[start]
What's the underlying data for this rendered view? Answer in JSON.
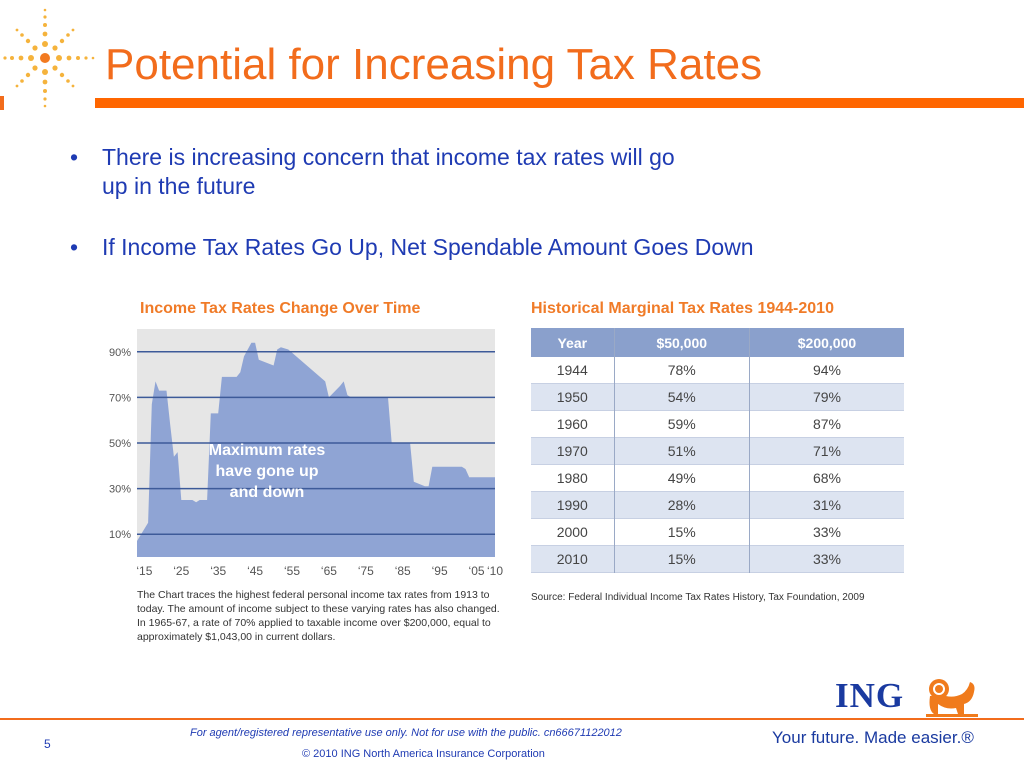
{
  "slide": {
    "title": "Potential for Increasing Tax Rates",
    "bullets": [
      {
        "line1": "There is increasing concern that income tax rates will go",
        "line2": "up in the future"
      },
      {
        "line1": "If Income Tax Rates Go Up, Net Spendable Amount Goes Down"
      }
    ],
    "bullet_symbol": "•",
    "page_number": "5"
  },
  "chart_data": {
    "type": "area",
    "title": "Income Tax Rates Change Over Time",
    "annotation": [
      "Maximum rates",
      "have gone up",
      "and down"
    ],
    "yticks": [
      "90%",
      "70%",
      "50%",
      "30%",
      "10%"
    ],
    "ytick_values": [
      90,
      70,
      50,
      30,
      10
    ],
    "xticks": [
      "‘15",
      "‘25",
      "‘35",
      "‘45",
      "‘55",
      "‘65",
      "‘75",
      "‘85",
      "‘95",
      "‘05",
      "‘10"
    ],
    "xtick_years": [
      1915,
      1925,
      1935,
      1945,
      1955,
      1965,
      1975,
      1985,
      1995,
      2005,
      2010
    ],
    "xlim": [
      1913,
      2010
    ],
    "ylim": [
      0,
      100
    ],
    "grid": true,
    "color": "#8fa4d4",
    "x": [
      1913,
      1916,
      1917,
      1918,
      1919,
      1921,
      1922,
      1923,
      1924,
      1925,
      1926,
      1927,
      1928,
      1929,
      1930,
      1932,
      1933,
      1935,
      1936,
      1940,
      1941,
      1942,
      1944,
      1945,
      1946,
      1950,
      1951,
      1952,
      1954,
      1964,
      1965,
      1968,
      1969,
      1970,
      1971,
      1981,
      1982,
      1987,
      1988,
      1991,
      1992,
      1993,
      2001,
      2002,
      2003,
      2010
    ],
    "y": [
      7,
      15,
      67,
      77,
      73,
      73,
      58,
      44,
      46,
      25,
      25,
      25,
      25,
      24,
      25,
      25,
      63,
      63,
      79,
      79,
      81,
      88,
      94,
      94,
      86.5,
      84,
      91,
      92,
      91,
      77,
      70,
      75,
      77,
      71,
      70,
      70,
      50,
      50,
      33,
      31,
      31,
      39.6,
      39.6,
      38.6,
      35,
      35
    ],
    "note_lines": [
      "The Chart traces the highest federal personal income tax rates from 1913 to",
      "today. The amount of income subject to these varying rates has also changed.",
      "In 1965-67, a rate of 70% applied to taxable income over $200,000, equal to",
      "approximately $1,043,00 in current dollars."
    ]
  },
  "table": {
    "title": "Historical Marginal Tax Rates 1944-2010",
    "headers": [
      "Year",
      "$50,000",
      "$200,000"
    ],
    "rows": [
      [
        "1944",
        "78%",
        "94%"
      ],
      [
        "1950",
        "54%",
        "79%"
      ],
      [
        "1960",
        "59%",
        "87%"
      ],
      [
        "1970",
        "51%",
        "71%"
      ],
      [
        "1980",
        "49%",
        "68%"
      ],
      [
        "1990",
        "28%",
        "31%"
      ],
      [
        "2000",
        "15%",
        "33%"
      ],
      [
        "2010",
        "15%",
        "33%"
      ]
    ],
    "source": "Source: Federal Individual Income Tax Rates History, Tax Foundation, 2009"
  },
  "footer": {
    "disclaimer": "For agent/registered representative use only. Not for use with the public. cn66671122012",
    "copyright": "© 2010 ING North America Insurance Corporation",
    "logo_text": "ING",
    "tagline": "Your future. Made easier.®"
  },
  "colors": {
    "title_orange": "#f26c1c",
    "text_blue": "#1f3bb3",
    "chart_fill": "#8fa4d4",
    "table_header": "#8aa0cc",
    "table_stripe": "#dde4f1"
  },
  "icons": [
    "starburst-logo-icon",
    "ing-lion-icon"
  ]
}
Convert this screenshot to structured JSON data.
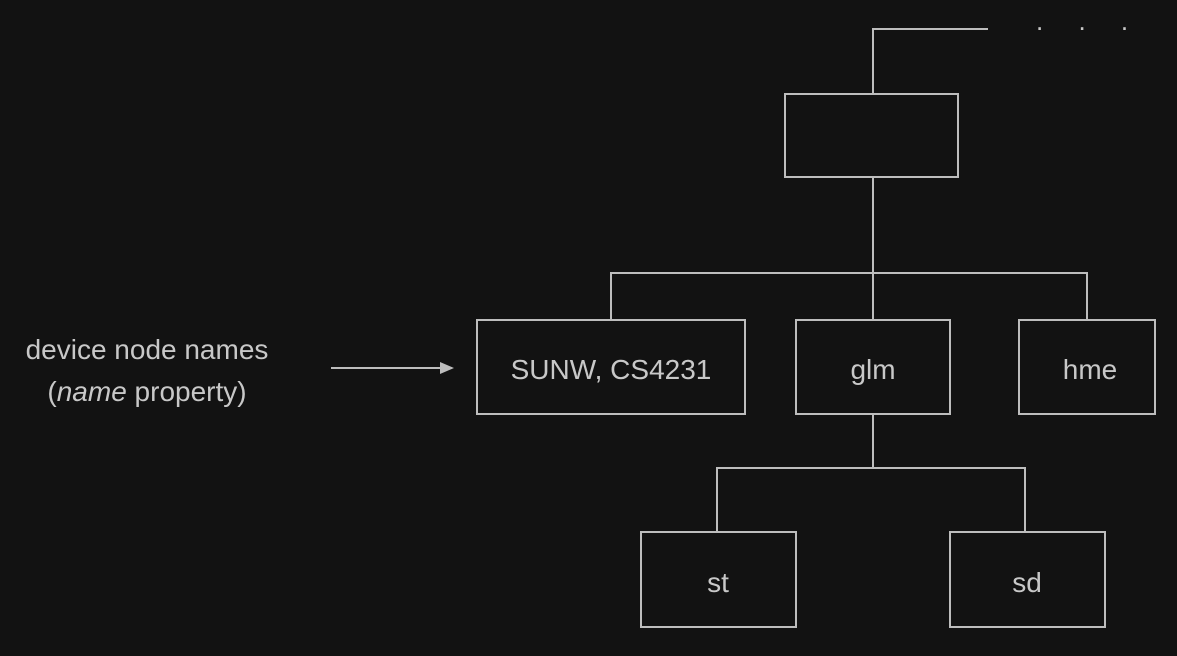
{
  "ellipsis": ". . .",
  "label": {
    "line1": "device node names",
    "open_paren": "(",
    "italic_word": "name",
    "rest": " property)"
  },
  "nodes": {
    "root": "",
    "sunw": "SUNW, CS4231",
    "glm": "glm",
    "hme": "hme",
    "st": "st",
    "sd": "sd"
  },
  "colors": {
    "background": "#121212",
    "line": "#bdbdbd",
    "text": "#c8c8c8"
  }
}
[end]
## Objective
The records above must be echoed exactly, minus their pictures.

## Result for this task
What's the underlying data for this rendered view? Answer in JSON.
{
  "slide": {
    "title": "Potential for Increasing Tax Rates",
    "bullets": [
      {
        "line1": "There is increasing concern that income tax rates will go",
        "line2": "up in the future"
      },
      {
        "line1": "If Income Tax Rates Go Up, Net Spendable Amount Goes Down"
      }
    ],
    "bullet_symbol": "•",
    "page_number": "5"
  },
  "chart_data": {
    "type": "area",
    "title": "Income Tax Rates Change Over Time",
    "annotation": [
      "Maximum rates",
      "have gone up",
      "and down"
    ],
    "yticks": [
      "90%",
      "70%",
      "50%",
      "30%",
      "10%"
    ],
    "ytick_values": [
      90,
      70,
      50,
      30,
      10
    ],
    "xticks": [
      "‘15",
      "‘25",
      "‘35",
      "‘45",
      "‘55",
      "‘65",
      "‘75",
      "‘85",
      "‘95",
      "‘05",
      "‘10"
    ],
    "xtick_years": [
      1915,
      1925,
      1935,
      1945,
      1955,
      1965,
      1975,
      1985,
      1995,
      2005,
      2010
    ],
    "xlim": [
      1913,
      2010
    ],
    "ylim": [
      0,
      100
    ],
    "grid": true,
    "color": "#8fa4d4",
    "x": [
      1913,
      1916,
      1917,
      1918,
      1919,
      1921,
      1922,
      1923,
      1924,
      1925,
      1926,
      1927,
      1928,
      1929,
      1930,
      1932,
      1933,
      1935,
      1936,
      1940,
      1941,
      1942,
      1944,
      1945,
      1946,
      1950,
      1951,
      1952,
      1954,
      1964,
      1965,
      1968,
      1969,
      1970,
      1971,
      1981,
      1982,
      1987,
      1988,
      1991,
      1992,
      1993,
      2001,
      2002,
      2003,
      2010
    ],
    "y": [
      7,
      15,
      67,
      77,
      73,
      73,
      58,
      44,
      46,
      25,
      25,
      25,
      25,
      24,
      25,
      25,
      63,
      63,
      79,
      79,
      81,
      88,
      94,
      94,
      86.5,
      84,
      91,
      92,
      91,
      77,
      70,
      75,
      77,
      71,
      70,
      70,
      50,
      50,
      33,
      31,
      31,
      39.6,
      39.6,
      38.6,
      35,
      35
    ],
    "note_lines": [
      "The Chart traces the highest federal personal income tax rates from 1913 to",
      "today. The amount of income subject to these varying rates has also changed.",
      "In 1965-67, a rate of 70% applied to taxable income over $200,000, equal to",
      "approximately $1,043,00 in current dollars."
    ]
  },
  "table": {
    "title": "Historical Marginal Tax Rates 1944-2010",
    "headers": [
      "Year",
      "$50,000",
      "$200,000"
    ],
    "rows": [
      [
        "1944",
        "78%",
        "94%"
      ],
      [
        "1950",
        "54%",
        "79%"
      ],
      [
        "1960",
        "59%",
        "87%"
      ],
      [
        "1970",
        "51%",
        "71%"
      ],
      [
        "1980",
        "49%",
        "68%"
      ],
      [
        "1990",
        "28%",
        "31%"
      ],
      [
        "2000",
        "15%",
        "33%"
      ],
      [
        "2010",
        "15%",
        "33%"
      ]
    ],
    "source": "Source: Federal Individual Income Tax Rates History, Tax Foundation, 2009"
  },
  "footer": {
    "disclaimer": "For agent/registered representative use only. Not for use with the public. cn66671122012",
    "copyright": "© 2010 ING North America Insurance Corporation",
    "logo_text": "ING",
    "tagline": "Your future. Made easier.®"
  },
  "colors": {
    "title_orange": "#f26c1c",
    "text_blue": "#1f3bb3",
    "chart_fill": "#8fa4d4",
    "table_header": "#8aa0cc",
    "table_stripe": "#dde4f1"
  },
  "icons": [
    "starburst-logo-icon",
    "ing-lion-icon"
  ]
}
Convert this screenshot to structured JSON data.
{
  "ellipsis": ". . .",
  "label": {
    "line1": "device node names",
    "open_paren": "(",
    "italic_word": "name",
    "rest": " property)"
  },
  "nodes": {
    "root": "",
    "sunw": "SUNW, CS4231",
    "glm": "glm",
    "hme": "hme",
    "st": "st",
    "sd": "sd"
  },
  "colors": {
    "background": "#121212",
    "line": "#bdbdbd",
    "text": "#c8c8c8"
  }
}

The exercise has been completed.